● Given request
Find each line containing the string "Namibia" and return it.
══════════
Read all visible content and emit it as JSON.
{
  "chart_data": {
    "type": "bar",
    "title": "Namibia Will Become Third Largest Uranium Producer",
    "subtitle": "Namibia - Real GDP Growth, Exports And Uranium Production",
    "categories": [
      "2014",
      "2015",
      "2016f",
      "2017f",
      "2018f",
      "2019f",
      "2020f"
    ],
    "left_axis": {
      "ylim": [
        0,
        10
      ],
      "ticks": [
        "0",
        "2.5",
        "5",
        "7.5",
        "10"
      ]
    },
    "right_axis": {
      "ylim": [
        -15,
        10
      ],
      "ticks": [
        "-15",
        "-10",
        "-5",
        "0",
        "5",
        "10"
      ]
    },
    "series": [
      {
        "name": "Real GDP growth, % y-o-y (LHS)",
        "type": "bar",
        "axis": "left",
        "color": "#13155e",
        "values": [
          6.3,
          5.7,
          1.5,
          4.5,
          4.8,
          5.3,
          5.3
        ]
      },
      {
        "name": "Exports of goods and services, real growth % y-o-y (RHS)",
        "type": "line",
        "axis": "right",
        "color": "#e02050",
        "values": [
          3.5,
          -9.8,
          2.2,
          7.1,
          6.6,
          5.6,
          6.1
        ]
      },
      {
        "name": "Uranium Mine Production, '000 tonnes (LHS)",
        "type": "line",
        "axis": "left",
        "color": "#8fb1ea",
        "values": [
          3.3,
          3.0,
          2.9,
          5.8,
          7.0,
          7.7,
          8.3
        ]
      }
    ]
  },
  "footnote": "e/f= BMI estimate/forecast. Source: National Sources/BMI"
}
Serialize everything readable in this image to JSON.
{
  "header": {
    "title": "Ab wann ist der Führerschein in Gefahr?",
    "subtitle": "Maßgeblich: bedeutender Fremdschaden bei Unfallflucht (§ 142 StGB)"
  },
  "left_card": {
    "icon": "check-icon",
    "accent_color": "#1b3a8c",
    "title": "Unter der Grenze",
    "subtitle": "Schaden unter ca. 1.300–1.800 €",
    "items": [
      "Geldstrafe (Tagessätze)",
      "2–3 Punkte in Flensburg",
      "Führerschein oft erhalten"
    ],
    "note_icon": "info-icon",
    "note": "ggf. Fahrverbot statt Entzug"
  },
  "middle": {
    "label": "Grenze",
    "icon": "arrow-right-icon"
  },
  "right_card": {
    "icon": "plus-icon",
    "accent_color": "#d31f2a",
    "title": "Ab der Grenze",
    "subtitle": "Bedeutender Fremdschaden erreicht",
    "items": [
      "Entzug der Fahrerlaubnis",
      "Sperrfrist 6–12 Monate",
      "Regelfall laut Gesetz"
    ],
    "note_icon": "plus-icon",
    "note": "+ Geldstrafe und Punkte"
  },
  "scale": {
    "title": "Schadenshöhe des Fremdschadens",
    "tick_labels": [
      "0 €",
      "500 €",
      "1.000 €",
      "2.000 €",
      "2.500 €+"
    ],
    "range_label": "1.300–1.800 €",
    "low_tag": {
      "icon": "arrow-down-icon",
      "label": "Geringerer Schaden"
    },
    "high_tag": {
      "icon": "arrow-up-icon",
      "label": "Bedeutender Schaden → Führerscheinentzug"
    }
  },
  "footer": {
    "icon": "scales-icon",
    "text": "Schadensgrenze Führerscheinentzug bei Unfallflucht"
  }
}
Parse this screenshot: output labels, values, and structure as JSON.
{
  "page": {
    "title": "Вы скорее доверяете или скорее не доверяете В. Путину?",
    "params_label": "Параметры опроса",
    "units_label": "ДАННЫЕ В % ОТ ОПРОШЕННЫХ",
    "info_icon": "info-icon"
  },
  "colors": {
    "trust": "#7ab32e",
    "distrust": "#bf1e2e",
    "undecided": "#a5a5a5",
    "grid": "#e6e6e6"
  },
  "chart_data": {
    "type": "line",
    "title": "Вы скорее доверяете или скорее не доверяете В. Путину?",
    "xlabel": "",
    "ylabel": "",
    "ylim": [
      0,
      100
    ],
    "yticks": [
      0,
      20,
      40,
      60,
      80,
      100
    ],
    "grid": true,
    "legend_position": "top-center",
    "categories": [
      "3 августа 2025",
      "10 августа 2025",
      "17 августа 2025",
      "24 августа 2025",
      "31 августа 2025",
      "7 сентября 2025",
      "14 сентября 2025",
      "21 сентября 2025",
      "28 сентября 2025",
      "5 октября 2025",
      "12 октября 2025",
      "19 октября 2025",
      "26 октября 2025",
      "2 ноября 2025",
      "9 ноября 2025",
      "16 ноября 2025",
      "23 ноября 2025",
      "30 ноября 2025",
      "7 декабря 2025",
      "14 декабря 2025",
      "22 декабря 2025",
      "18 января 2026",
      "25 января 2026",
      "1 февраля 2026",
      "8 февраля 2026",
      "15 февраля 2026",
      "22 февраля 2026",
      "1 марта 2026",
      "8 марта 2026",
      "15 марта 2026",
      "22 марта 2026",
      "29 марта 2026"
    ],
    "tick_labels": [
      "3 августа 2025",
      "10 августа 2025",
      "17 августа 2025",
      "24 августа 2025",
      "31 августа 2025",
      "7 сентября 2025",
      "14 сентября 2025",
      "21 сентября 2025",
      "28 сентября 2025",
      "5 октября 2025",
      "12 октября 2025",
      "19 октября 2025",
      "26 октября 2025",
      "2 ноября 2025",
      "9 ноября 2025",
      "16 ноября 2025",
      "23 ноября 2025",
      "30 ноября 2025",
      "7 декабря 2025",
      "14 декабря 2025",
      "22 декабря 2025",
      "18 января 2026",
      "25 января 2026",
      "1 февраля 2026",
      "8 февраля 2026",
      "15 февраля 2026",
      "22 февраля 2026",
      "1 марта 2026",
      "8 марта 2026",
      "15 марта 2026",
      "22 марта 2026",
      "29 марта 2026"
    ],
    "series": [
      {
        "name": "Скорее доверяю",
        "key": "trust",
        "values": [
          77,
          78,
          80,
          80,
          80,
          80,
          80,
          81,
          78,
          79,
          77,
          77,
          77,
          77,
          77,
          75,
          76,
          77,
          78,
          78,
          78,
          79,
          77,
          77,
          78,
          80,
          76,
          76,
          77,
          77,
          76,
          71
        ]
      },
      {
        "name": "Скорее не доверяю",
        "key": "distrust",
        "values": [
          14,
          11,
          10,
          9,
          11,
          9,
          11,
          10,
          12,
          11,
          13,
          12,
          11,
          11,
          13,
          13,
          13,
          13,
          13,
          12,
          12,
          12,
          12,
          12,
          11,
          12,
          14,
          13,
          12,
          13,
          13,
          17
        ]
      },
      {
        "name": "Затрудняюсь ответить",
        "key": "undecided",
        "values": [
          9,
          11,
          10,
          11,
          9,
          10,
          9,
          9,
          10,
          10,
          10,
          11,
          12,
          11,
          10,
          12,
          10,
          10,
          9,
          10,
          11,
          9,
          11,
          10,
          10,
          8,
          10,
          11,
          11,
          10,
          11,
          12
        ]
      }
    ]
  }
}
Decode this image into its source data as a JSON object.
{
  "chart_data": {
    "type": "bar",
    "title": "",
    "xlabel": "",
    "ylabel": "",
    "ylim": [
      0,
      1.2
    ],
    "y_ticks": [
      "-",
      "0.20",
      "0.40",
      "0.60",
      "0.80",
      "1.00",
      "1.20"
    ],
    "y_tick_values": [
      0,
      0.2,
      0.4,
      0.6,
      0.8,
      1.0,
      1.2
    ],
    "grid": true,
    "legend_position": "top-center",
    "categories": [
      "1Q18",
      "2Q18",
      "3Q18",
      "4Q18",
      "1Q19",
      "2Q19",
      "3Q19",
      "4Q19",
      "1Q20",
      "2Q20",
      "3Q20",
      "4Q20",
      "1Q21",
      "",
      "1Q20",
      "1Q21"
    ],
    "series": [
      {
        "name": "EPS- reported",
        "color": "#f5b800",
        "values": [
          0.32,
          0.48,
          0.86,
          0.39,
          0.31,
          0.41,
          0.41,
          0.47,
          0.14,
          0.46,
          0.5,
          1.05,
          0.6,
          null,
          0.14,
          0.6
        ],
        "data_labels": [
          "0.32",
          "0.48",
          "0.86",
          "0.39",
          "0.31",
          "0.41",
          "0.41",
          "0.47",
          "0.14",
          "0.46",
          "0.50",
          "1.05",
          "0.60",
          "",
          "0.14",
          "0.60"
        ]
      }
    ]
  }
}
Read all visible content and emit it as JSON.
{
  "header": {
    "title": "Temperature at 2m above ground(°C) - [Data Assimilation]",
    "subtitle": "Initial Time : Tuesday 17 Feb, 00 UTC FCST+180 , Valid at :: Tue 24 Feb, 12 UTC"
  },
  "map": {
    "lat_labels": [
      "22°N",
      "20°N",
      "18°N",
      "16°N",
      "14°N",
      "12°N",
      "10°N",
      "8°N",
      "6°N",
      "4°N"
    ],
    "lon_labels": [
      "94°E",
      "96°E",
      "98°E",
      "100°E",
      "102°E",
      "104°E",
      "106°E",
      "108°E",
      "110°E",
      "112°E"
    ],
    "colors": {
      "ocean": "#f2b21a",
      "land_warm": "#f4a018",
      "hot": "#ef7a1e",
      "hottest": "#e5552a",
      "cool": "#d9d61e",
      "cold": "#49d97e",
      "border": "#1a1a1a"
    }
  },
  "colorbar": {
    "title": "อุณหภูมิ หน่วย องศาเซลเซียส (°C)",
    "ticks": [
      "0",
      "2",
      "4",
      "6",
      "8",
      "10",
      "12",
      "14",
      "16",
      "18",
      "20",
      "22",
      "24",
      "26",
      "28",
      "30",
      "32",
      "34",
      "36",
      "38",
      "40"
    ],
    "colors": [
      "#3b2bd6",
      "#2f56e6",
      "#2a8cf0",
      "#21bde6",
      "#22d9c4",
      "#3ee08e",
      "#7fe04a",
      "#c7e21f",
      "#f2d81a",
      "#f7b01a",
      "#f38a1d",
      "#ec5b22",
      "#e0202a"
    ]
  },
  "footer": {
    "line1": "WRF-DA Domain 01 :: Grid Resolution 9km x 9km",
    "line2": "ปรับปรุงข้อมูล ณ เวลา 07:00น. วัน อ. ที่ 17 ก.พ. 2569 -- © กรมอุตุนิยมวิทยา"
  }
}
══════════
● Task response
    "title": "Namibia Will Become Third Largest Uranium Producer",
    "subtitle": "Namibia - Real GDP Growth, Exports And Uranium Production",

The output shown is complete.